EXERCISE DETAILS: Count the lines below that contain the word "dBSPL". Give only the number.

SUPPLIED INFORMATION:
※ ※ ※

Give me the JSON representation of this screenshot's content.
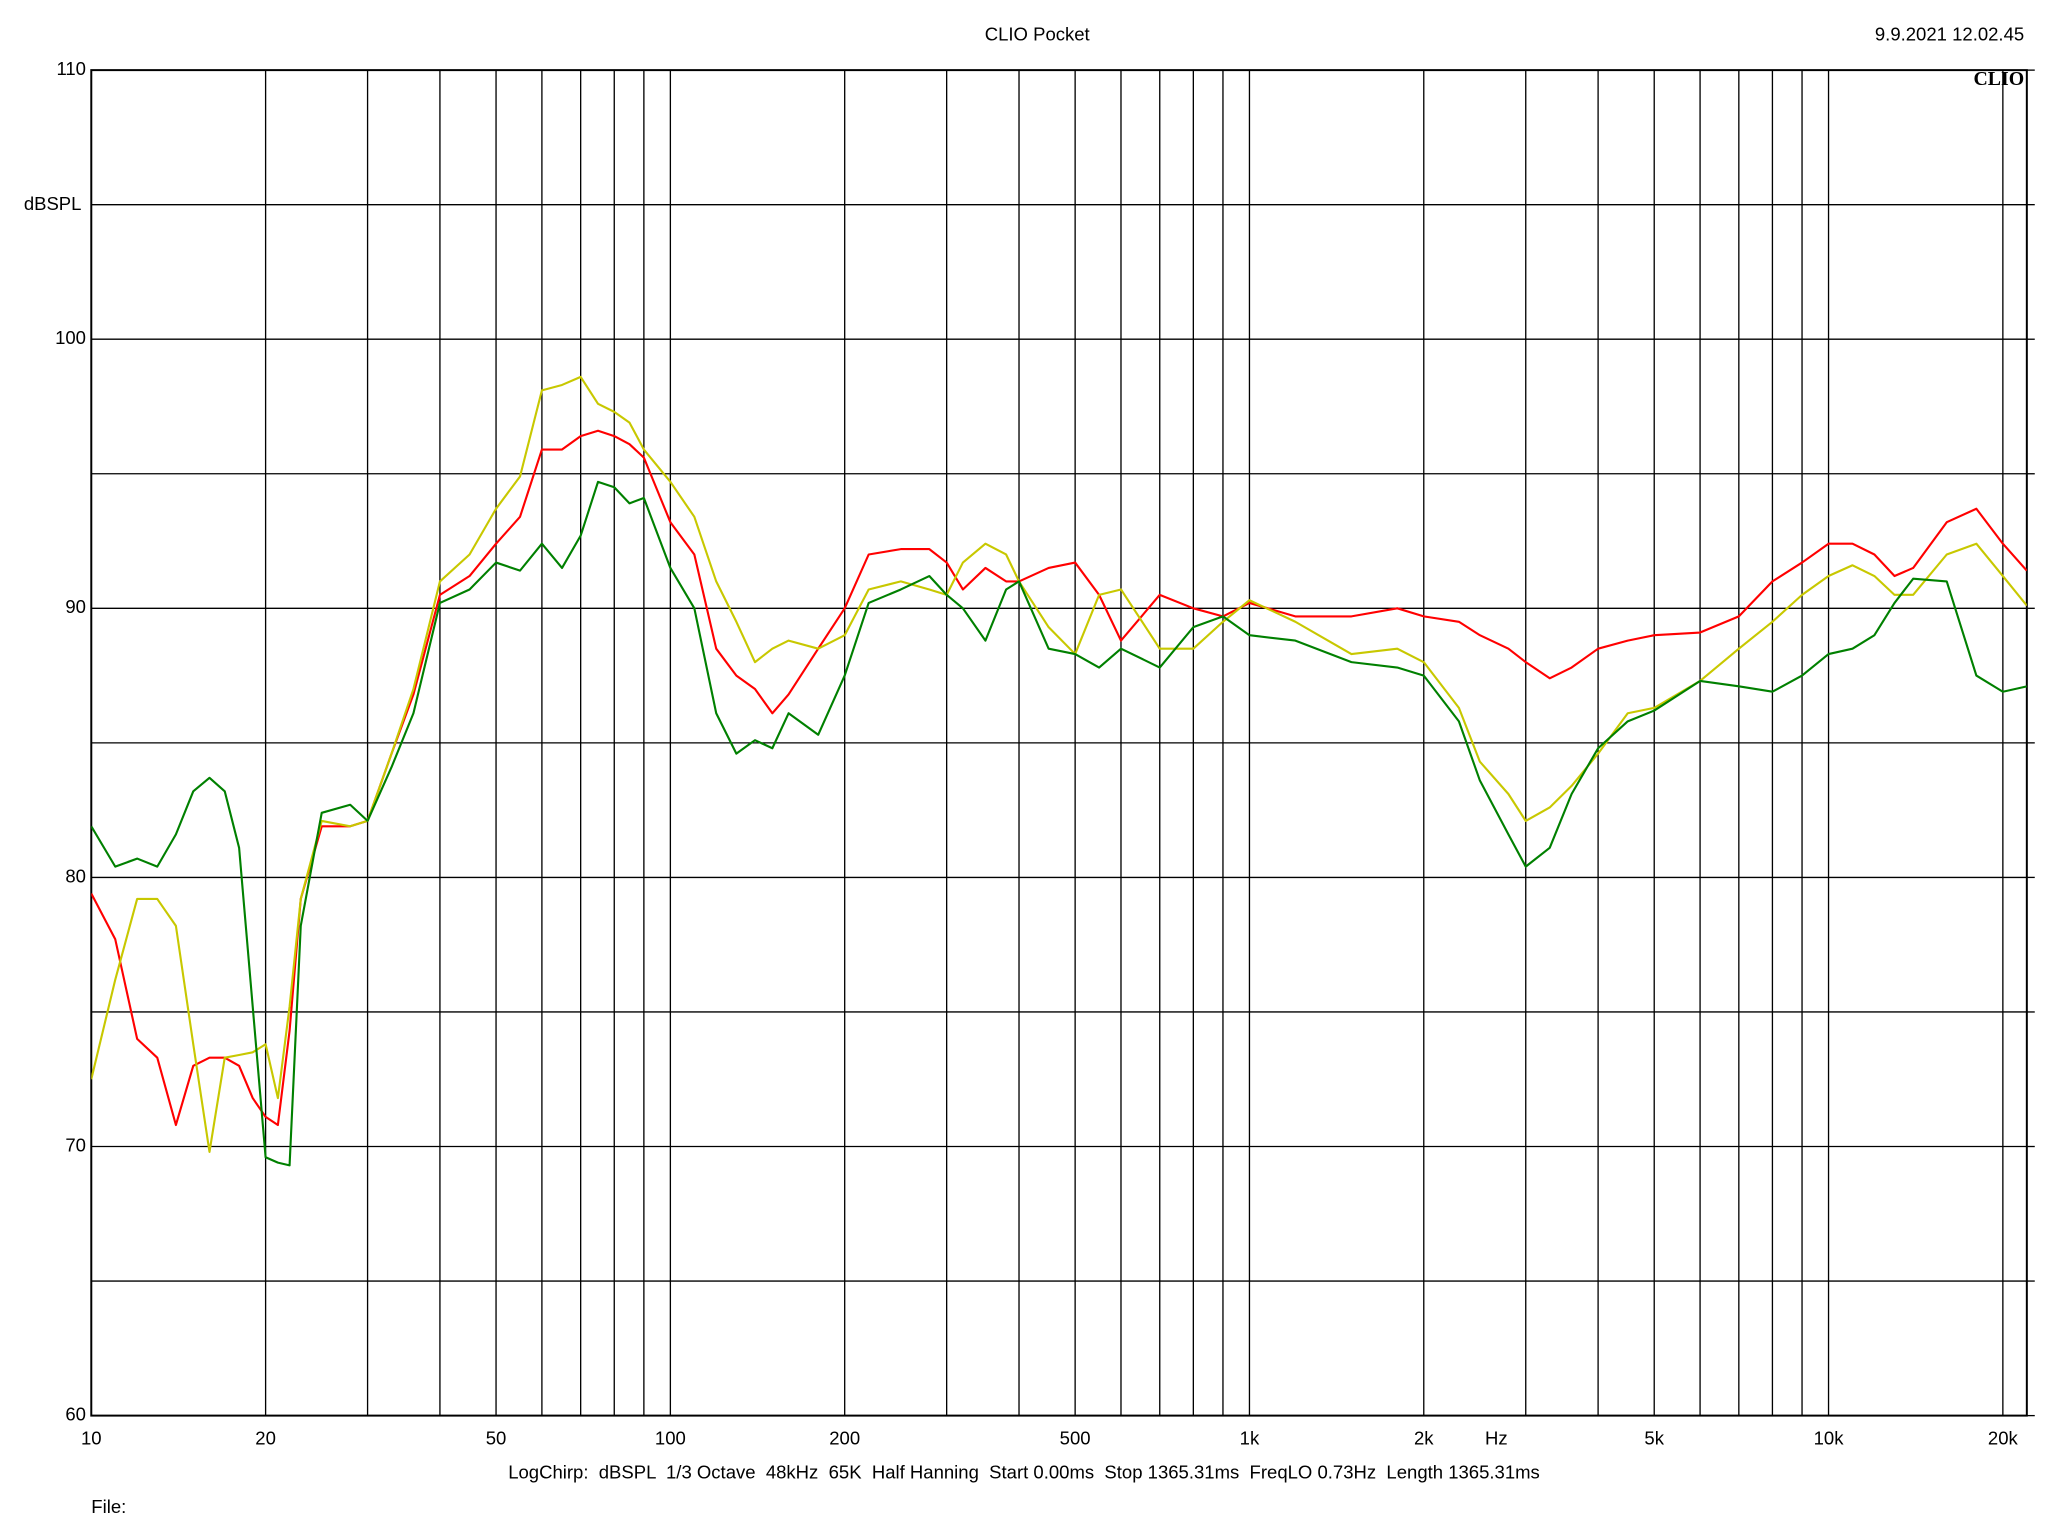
{
  "chart_data": {
    "type": "line",
    "title": "CLIO Pocket",
    "timestamp": "9.9.2021 12.02.45",
    "logo": "CLIO",
    "y_label": "dBSPL",
    "x_label": "Hz",
    "footer": "LogChirp:  dBSPL  1/3 Octave  48kHz  65K  Half Hanning  Start 0.00ms  Stop 1365.31ms  FreqLO 0.73Hz  Length 1365.31ms",
    "file_label": "File:",
    "x_scale": "log",
    "xlim": [
      10,
      22000
    ],
    "ylim": [
      60,
      110
    ],
    "xticks": [
      10,
      20,
      50,
      100,
      200,
      500,
      {
        "value": 1000,
        "label": "1k"
      },
      {
        "value": 2000,
        "label": "2k"
      },
      {
        "value": 5000,
        "label": "5k"
      },
      {
        "value": 10000,
        "label": "10k"
      },
      {
        "value": 20000,
        "label": "20k"
      }
    ],
    "yticks": [
      60,
      70,
      80,
      90,
      100,
      110
    ],
    "x_grid_minor": [
      30,
      40,
      60,
      70,
      80,
      90,
      300,
      400,
      600,
      700,
      800,
      900,
      3000,
      4000,
      6000,
      7000,
      8000,
      9000
    ],
    "y_grid_minor": [
      65,
      75,
      85,
      95,
      105
    ],
    "grid": true,
    "x": [
      10,
      11,
      12,
      13,
      14,
      15,
      16,
      17,
      18,
      19,
      20,
      21,
      22,
      23,
      25,
      28,
      30,
      33,
      36,
      40,
      45,
      50,
      55,
      60,
      65,
      70,
      75,
      80,
      85,
      90,
      100,
      110,
      120,
      130,
      140,
      150,
      160,
      180,
      200,
      220,
      250,
      280,
      300,
      320,
      350,
      380,
      400,
      450,
      500,
      550,
      600,
      700,
      800,
      900,
      1000,
      1200,
      1500,
      1800,
      2000,
      2300,
      2500,
      2800,
      3000,
      3300,
      3600,
      4000,
      4500,
      5000,
      6000,
      7000,
      8000,
      9000,
      10000,
      11000,
      12000,
      13000,
      14000,
      16000,
      18000,
      20000,
      22000
    ],
    "series": [
      {
        "color": "#ff0000",
        "values": [
          79.4,
          77.7,
          74.0,
          73.3,
          70.8,
          73.0,
          73.3,
          73.3,
          73.0,
          71.8,
          71.1,
          70.8,
          74.3,
          79.2,
          81.9,
          81.9,
          82.1,
          84.6,
          86.8,
          90.5,
          91.2,
          92.4,
          93.4,
          95.9,
          95.9,
          96.4,
          96.6,
          96.4,
          96.1,
          95.6,
          93.2,
          92.0,
          88.5,
          87.5,
          87.0,
          86.1,
          86.8,
          88.5,
          90.0,
          92.0,
          92.2,
          92.2,
          91.7,
          90.7,
          91.5,
          91.0,
          91.0,
          91.5,
          91.7,
          90.5,
          88.8,
          90.5,
          90.0,
          89.7,
          90.2,
          89.7,
          89.7,
          90.0,
          89.7,
          89.5,
          89.0,
          88.5,
          88.0,
          87.4,
          87.8,
          88.5,
          88.8,
          89.0,
          89.1,
          89.7,
          91.0,
          91.7,
          92.4,
          92.4,
          92.0,
          91.2,
          91.5,
          93.2,
          93.7,
          92.4,
          91.4
        ]
      },
      {
        "color": "#c8c800",
        "values": [
          72.5,
          76.2,
          79.2,
          79.2,
          78.2,
          73.8,
          69.8,
          73.3,
          73.4,
          73.5,
          73.8,
          71.8,
          75.2,
          79.2,
          82.1,
          81.9,
          82.1,
          84.6,
          87.0,
          91.0,
          92.0,
          93.7,
          94.9,
          98.1,
          98.3,
          98.6,
          97.6,
          97.3,
          96.9,
          95.9,
          94.7,
          93.4,
          91.0,
          89.5,
          88.0,
          88.5,
          88.8,
          88.5,
          89.0,
          90.7,
          91.0,
          90.7,
          90.5,
          91.7,
          92.4,
          92.0,
          91.0,
          89.3,
          88.3,
          90.5,
          90.7,
          88.5,
          88.5,
          89.5,
          90.3,
          89.5,
          88.3,
          88.5,
          88.0,
          86.3,
          84.3,
          83.1,
          82.1,
          82.6,
          83.4,
          84.6,
          86.1,
          86.3,
          87.3,
          88.5,
          89.5,
          90.5,
          91.2,
          91.6,
          91.2,
          90.5,
          90.5,
          92.0,
          92.4,
          91.2,
          90.1
        ]
      },
      {
        "color": "#008000",
        "values": [
          81.9,
          80.4,
          80.7,
          80.4,
          81.6,
          83.2,
          83.7,
          83.2,
          81.1,
          75.2,
          69.6,
          69.4,
          69.3,
          78.2,
          82.4,
          82.7,
          82.1,
          84.1,
          86.1,
          90.2,
          90.7,
          91.7,
          91.4,
          92.4,
          91.5,
          92.7,
          94.7,
          94.5,
          93.9,
          94.1,
          91.5,
          90.0,
          86.1,
          84.6,
          85.1,
          84.8,
          86.1,
          85.3,
          87.5,
          90.2,
          90.7,
          91.2,
          90.5,
          90.0,
          88.8,
          90.7,
          91.0,
          88.5,
          88.3,
          87.8,
          88.5,
          87.8,
          89.3,
          89.7,
          89.0,
          88.8,
          88.0,
          87.8,
          87.5,
          85.8,
          83.6,
          81.6,
          80.4,
          81.1,
          83.1,
          84.8,
          85.8,
          86.2,
          87.3,
          87.1,
          86.9,
          87.5,
          88.3,
          88.5,
          89.0,
          90.2,
          91.1,
          91.0,
          87.5,
          86.9,
          87.1
        ]
      }
    ]
  }
}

※ ※ ※

PROBLEM SOLUTION: 2